▸ EXERCISE PROMPT
Each line in the listing below that holds "ylabel" should be counted; reply with that number only.

▸ MATERIAL SHOWN
----

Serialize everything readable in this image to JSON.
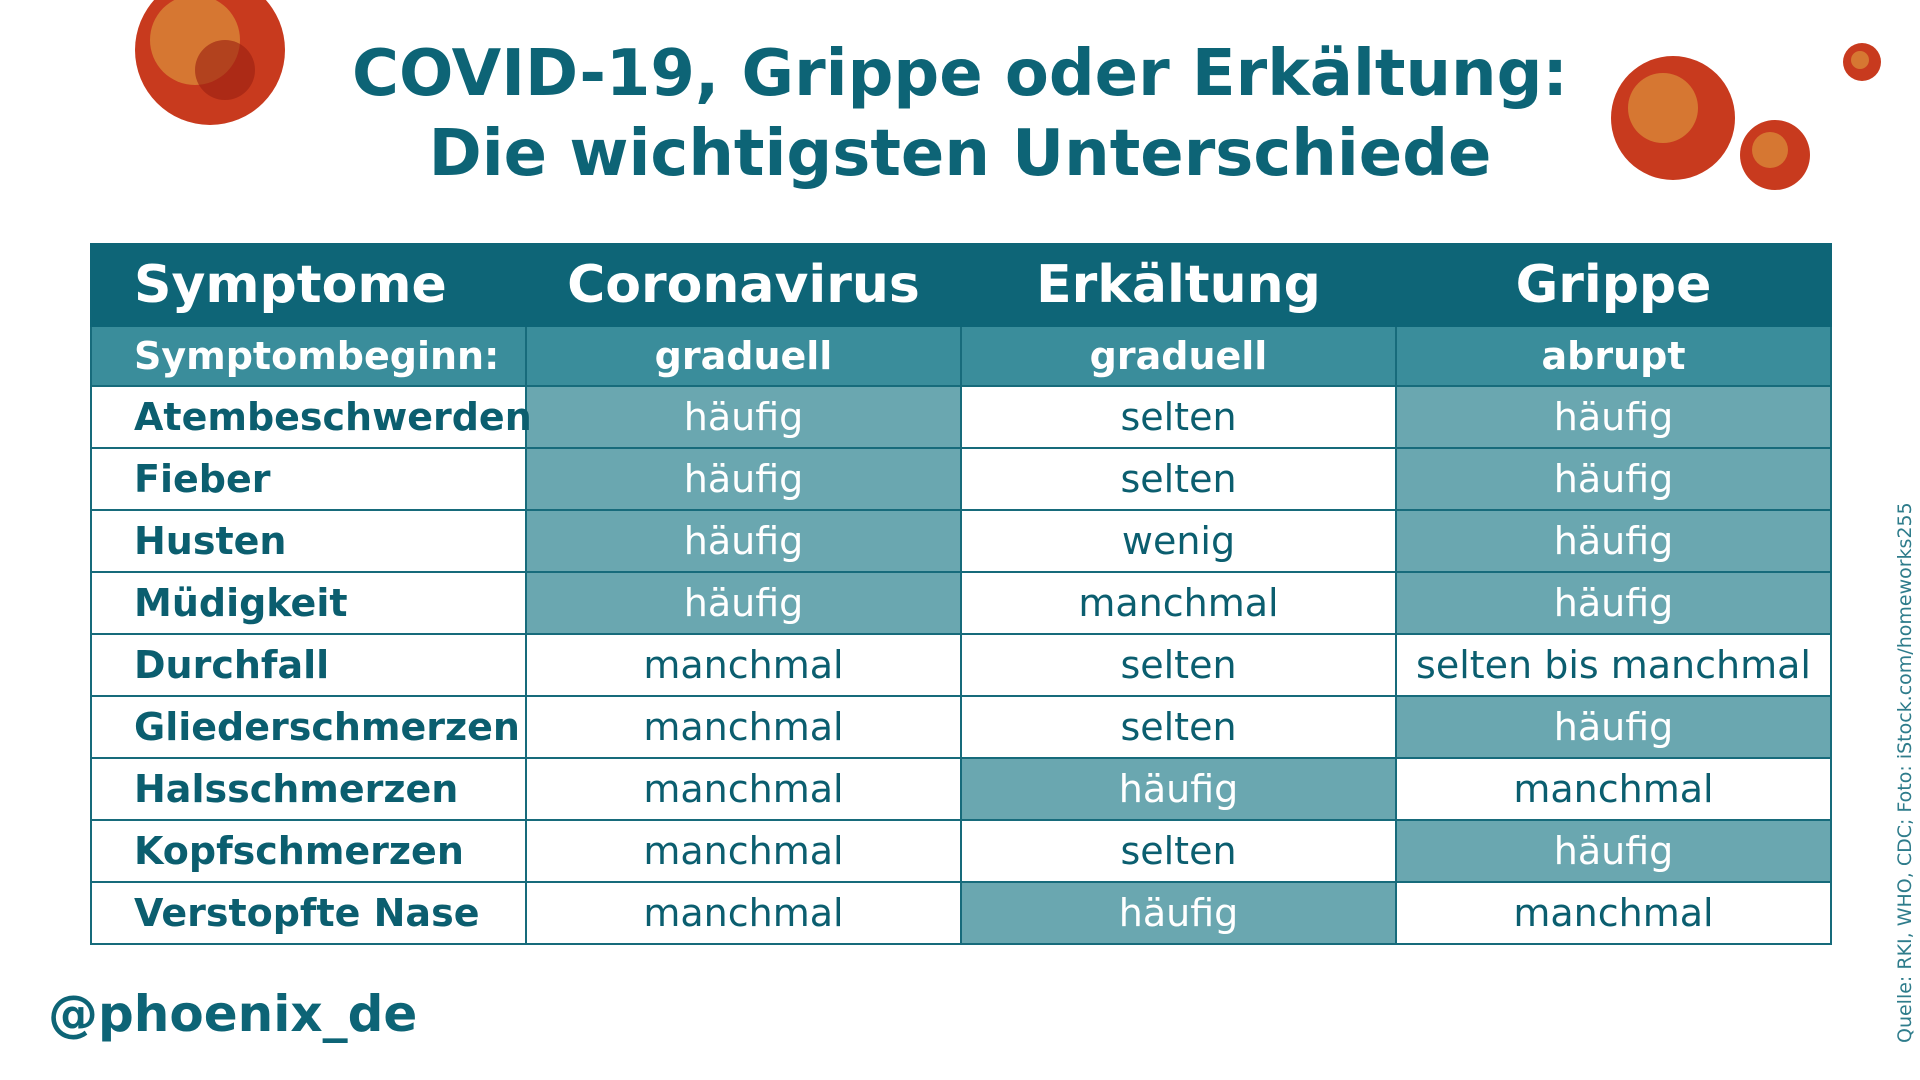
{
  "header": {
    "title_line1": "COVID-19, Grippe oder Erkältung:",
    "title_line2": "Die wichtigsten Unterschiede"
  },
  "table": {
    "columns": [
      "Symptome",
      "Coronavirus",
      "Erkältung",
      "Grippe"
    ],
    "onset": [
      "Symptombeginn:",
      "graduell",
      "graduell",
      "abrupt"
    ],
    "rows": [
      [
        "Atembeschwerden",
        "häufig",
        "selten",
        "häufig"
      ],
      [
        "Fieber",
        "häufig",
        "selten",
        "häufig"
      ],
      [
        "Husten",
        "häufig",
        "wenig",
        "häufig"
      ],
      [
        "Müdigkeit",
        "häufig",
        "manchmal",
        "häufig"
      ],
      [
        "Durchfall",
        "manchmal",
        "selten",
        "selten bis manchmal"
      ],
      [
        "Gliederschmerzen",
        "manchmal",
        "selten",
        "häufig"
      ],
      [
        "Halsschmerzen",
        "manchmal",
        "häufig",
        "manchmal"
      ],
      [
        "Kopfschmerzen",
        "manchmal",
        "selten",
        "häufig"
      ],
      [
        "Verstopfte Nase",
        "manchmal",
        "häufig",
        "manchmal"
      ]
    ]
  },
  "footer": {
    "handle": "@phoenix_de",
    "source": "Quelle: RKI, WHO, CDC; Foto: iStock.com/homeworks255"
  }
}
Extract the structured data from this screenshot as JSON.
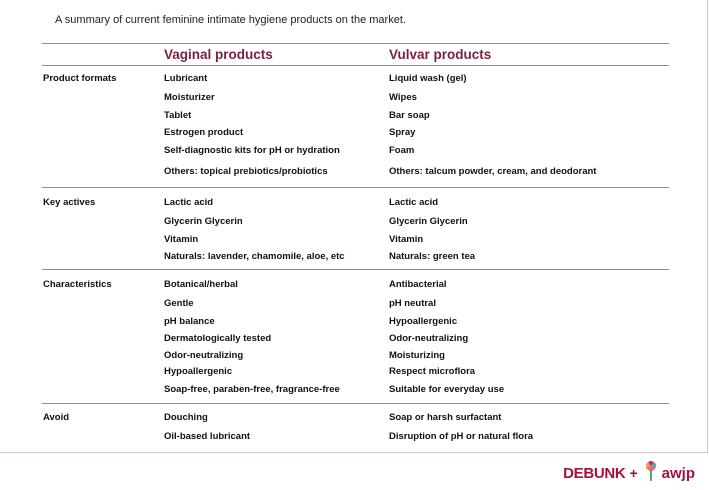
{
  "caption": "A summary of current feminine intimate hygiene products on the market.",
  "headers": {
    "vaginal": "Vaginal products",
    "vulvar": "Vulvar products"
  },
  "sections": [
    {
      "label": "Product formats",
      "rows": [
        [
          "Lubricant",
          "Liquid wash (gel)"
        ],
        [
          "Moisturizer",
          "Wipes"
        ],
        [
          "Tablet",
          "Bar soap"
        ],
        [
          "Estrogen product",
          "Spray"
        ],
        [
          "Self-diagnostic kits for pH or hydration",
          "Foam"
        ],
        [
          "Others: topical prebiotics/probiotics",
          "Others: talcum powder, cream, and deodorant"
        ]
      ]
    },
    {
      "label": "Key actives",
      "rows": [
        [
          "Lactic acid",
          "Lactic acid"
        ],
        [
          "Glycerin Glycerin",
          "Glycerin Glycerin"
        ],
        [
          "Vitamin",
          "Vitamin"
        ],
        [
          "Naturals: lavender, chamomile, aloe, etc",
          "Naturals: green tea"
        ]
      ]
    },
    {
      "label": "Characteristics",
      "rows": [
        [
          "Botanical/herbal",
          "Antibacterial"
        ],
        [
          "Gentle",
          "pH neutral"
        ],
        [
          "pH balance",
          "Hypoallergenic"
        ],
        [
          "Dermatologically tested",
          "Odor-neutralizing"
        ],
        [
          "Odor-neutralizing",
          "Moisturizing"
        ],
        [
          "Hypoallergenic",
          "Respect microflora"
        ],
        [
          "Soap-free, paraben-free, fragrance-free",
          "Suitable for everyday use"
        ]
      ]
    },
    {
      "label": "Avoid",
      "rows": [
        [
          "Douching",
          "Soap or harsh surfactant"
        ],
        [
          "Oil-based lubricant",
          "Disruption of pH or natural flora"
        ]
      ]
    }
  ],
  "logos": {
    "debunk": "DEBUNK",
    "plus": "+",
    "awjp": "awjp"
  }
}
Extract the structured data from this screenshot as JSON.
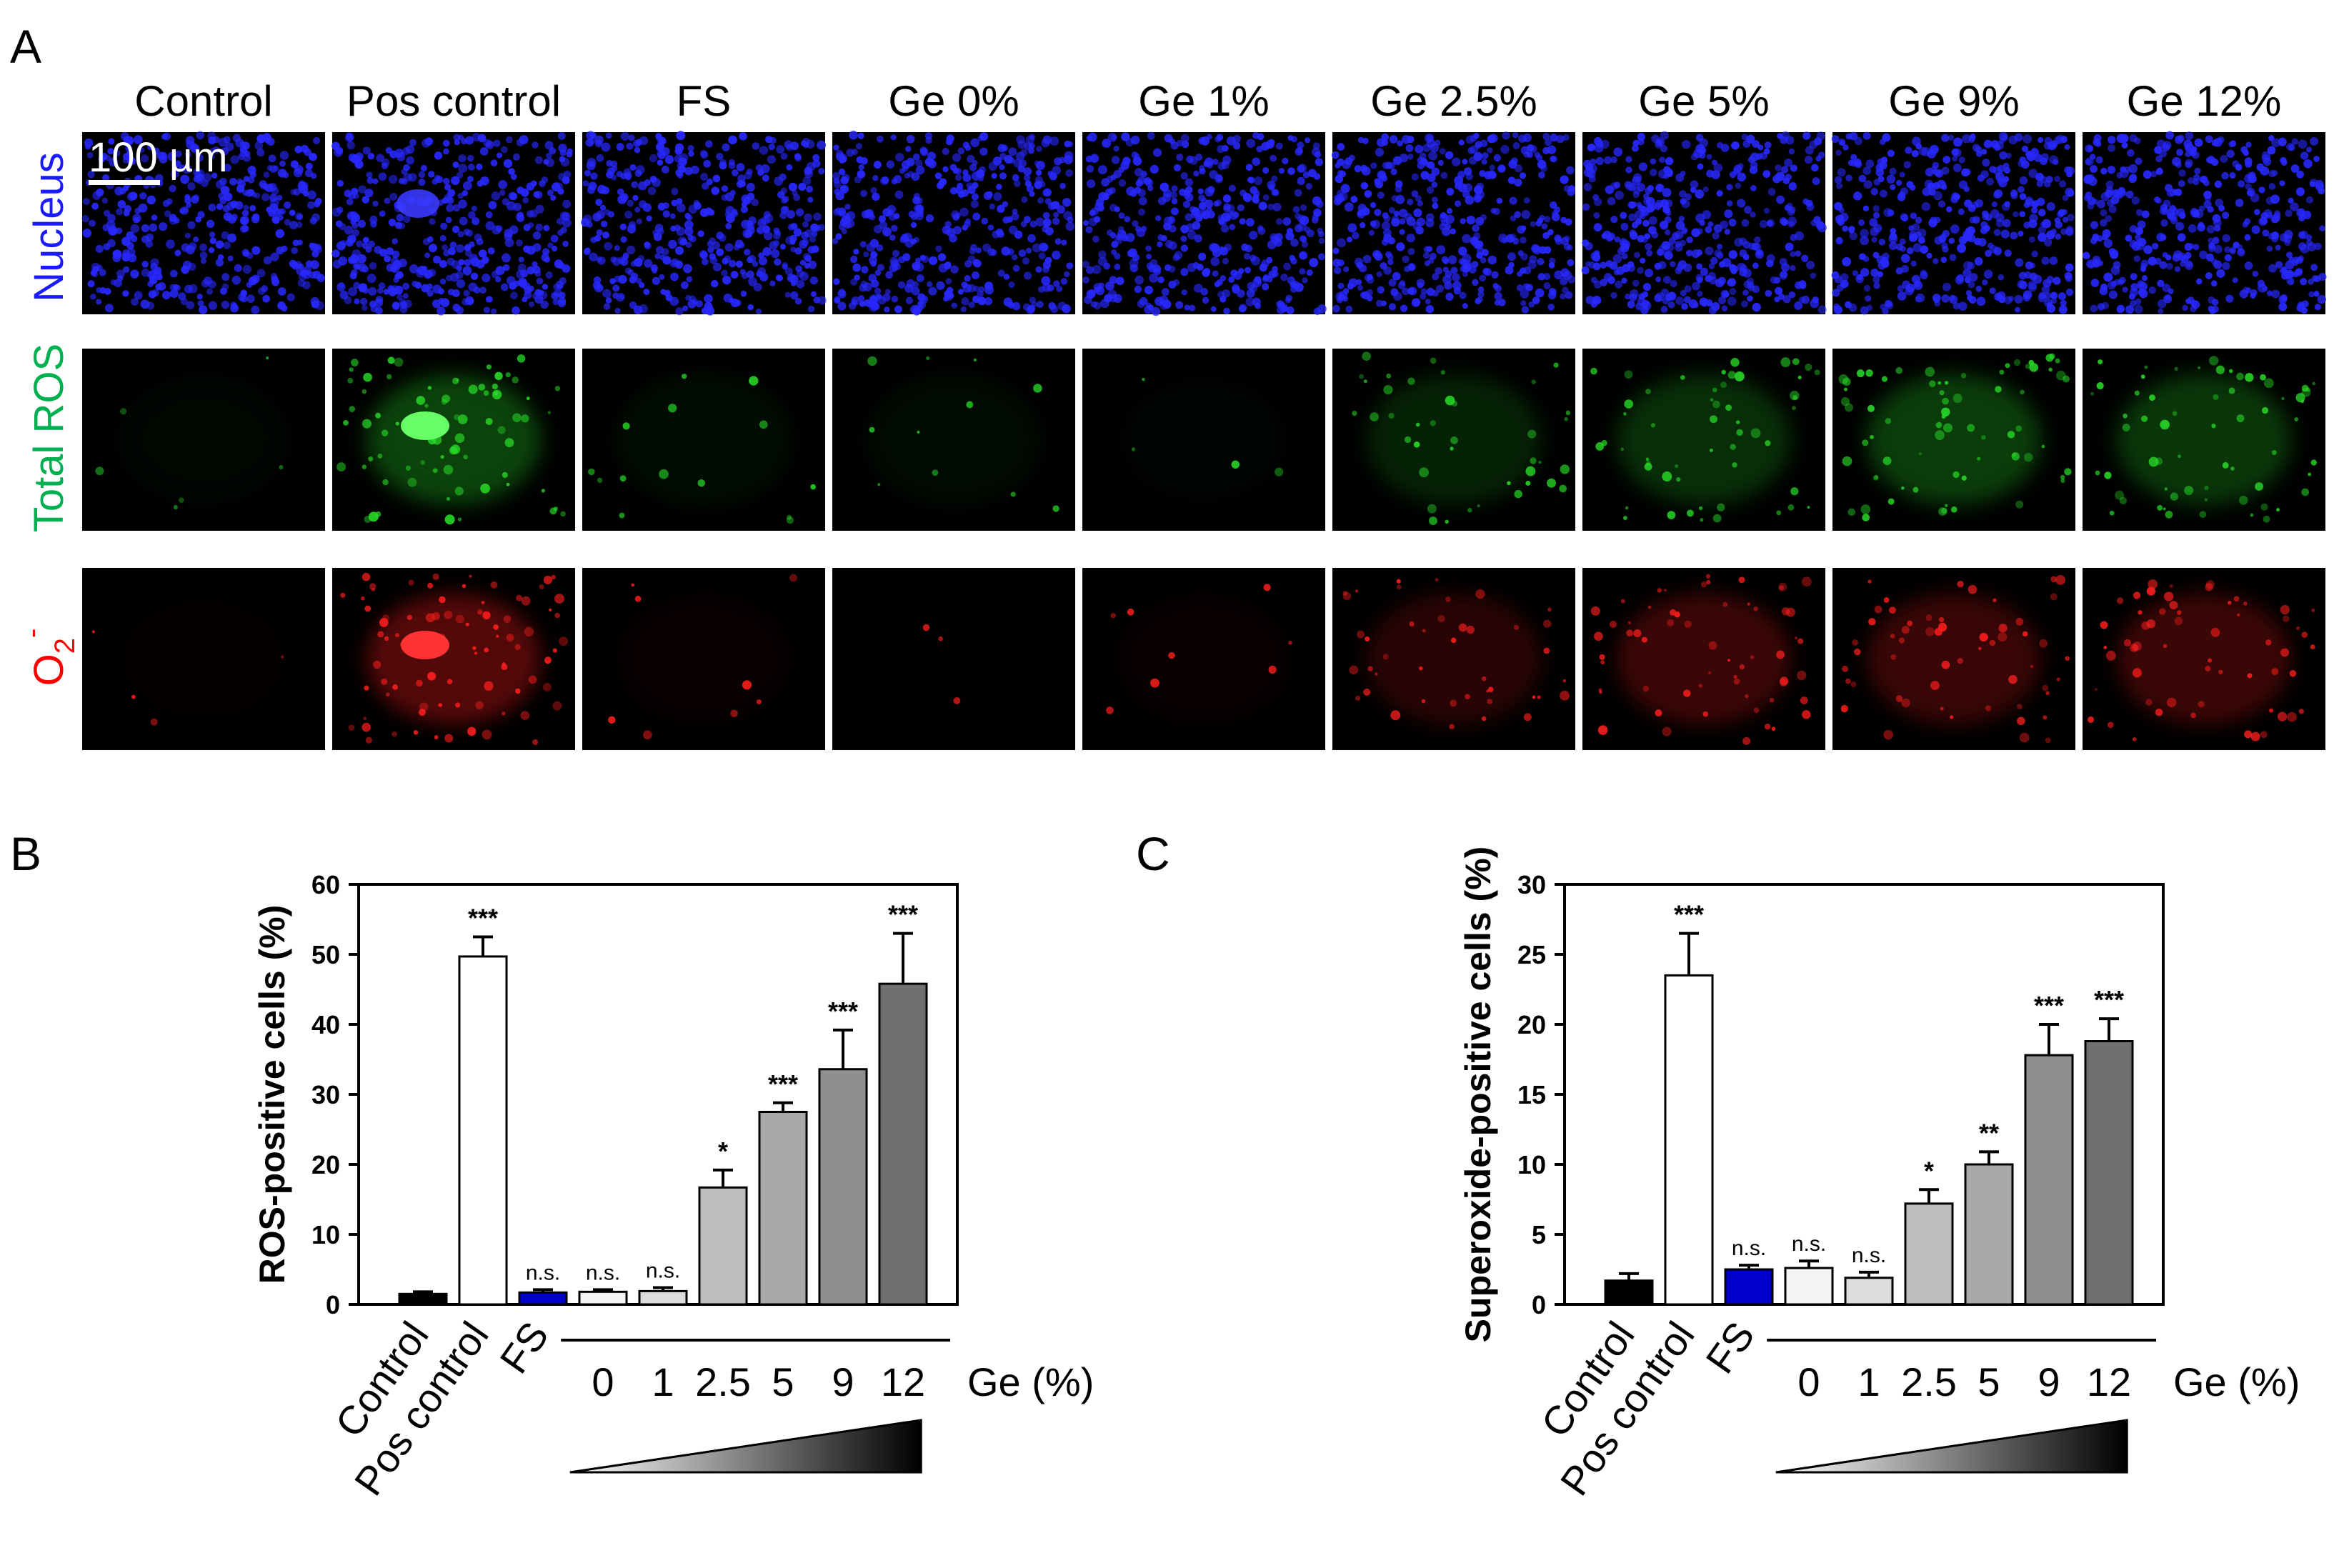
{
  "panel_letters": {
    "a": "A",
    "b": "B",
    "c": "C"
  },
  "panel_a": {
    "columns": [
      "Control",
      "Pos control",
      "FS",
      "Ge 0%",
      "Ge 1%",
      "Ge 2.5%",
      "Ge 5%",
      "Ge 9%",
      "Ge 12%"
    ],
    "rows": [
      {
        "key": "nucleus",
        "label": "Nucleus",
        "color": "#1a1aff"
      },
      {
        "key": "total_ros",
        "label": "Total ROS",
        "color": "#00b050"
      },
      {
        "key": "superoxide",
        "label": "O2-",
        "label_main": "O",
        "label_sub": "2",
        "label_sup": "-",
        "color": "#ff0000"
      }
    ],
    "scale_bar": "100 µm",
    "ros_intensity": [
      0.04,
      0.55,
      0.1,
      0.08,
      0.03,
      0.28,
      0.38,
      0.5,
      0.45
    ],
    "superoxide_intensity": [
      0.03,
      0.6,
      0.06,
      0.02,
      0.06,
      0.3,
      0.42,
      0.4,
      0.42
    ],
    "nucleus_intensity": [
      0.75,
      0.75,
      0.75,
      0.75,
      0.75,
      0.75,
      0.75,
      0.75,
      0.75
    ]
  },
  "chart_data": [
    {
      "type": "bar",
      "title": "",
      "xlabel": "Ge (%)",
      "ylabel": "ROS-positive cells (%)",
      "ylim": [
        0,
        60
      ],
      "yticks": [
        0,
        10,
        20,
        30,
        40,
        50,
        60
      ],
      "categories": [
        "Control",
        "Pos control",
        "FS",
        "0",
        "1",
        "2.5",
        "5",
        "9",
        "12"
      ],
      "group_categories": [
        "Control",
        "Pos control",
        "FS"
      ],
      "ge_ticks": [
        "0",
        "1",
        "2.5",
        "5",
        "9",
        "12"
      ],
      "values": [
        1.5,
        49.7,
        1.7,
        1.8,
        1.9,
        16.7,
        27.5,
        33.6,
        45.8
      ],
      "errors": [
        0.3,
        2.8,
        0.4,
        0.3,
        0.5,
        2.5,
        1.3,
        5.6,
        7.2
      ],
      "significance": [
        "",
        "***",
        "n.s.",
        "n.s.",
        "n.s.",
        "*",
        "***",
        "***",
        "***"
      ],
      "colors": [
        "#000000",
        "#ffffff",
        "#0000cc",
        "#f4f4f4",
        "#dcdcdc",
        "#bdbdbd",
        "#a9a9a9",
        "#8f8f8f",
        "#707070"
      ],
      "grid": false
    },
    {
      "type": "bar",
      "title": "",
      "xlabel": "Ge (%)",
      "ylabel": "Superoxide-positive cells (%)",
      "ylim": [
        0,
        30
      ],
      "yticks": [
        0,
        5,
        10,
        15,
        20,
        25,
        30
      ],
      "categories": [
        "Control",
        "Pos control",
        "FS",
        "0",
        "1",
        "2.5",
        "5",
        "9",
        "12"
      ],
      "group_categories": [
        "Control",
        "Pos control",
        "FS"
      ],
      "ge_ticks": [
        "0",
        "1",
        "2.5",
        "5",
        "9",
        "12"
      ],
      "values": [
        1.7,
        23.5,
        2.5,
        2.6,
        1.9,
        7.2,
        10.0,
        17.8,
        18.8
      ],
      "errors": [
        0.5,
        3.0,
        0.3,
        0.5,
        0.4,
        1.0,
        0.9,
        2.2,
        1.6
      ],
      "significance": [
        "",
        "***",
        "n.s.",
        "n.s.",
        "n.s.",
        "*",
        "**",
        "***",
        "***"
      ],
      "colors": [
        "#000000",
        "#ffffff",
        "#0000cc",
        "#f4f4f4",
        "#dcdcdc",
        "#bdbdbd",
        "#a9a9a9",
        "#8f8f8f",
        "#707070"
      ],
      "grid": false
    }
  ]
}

----

▸ RESULT FOR THIS EXERCISE
2